[Information supplied]:
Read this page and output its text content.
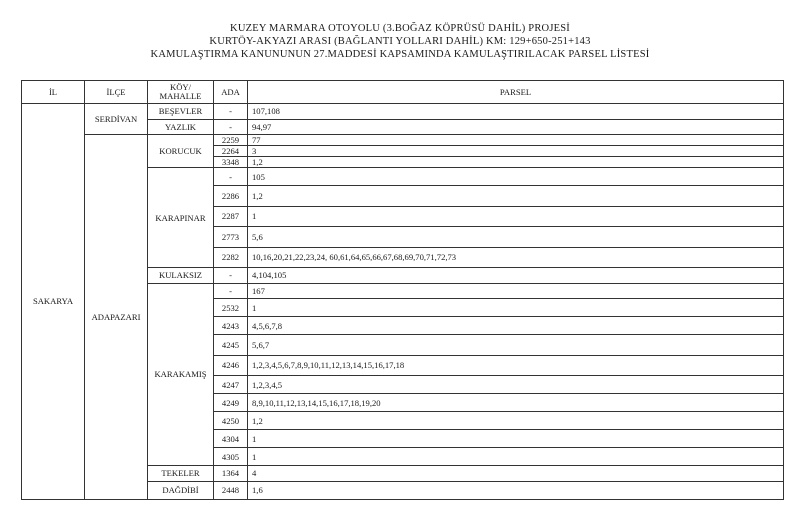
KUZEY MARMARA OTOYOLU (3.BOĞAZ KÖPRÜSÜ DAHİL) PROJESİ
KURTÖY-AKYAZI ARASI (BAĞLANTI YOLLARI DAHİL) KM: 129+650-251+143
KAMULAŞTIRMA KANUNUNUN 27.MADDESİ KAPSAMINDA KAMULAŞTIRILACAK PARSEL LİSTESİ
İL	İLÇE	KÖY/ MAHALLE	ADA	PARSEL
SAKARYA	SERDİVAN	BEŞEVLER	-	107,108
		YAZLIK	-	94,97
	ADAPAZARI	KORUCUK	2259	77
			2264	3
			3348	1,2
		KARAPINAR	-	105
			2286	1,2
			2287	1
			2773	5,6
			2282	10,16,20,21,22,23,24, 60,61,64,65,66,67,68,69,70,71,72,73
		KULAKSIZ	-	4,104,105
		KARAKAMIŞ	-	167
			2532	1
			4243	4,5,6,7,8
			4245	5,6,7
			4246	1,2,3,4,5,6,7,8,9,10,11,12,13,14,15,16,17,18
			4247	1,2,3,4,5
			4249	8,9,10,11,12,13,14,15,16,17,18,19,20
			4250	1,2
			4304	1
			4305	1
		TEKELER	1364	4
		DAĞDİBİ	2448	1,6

[Given request]: Retype each line of the listing above word for word. Exclude the pictures.

[Solution for this problem]:
Read this page and output its text content.
KUZEY MARMARA OTOYOLU (3.BOĞAZ KÖPRÜSÜ DAHİL) PROJESİ
KURTÖY-AKYAZI ARASI (BAĞLANTI YOLLARI DAHİL) KM: 129+650-251+143
KAMULAŞTIRMA KANUNUNUN 27.MADDESİ KAPSAMINDA KAMULAŞTIRILACAK PARSEL LİSTESİ
İL	İLÇE	KÖY/ MAHALLE	ADA	PARSEL
SAKARYA	SERDİVAN	BEŞEVLER	-	107,108
		YAZLIK	-	94,97
	ADAPAZARI	KORUCUK	2259	77
			2264	3
			3348	1,2
		KARAPINAR	-	105
			2286	1,2
			2287	1
			2773	5,6
			2282	10,16,20,21,22,23,24, 60,61,64,65,66,67,68,69,70,71,72,73
		KULAKSIZ	-	4,104,105
		KARAKAMIŞ	-	167
			2532	1
			4243	4,5,6,7,8
			4245	5,6,7
			4246	1,2,3,4,5,6,7,8,9,10,11,12,13,14,15,16,17,18
			4247	1,2,3,4,5
			4249	8,9,10,11,12,13,14,15,16,17,18,19,20
			4250	1,2
			4304	1
			4305	1
		TEKELER	1364	4
		DAĞDİBİ	2448	1,6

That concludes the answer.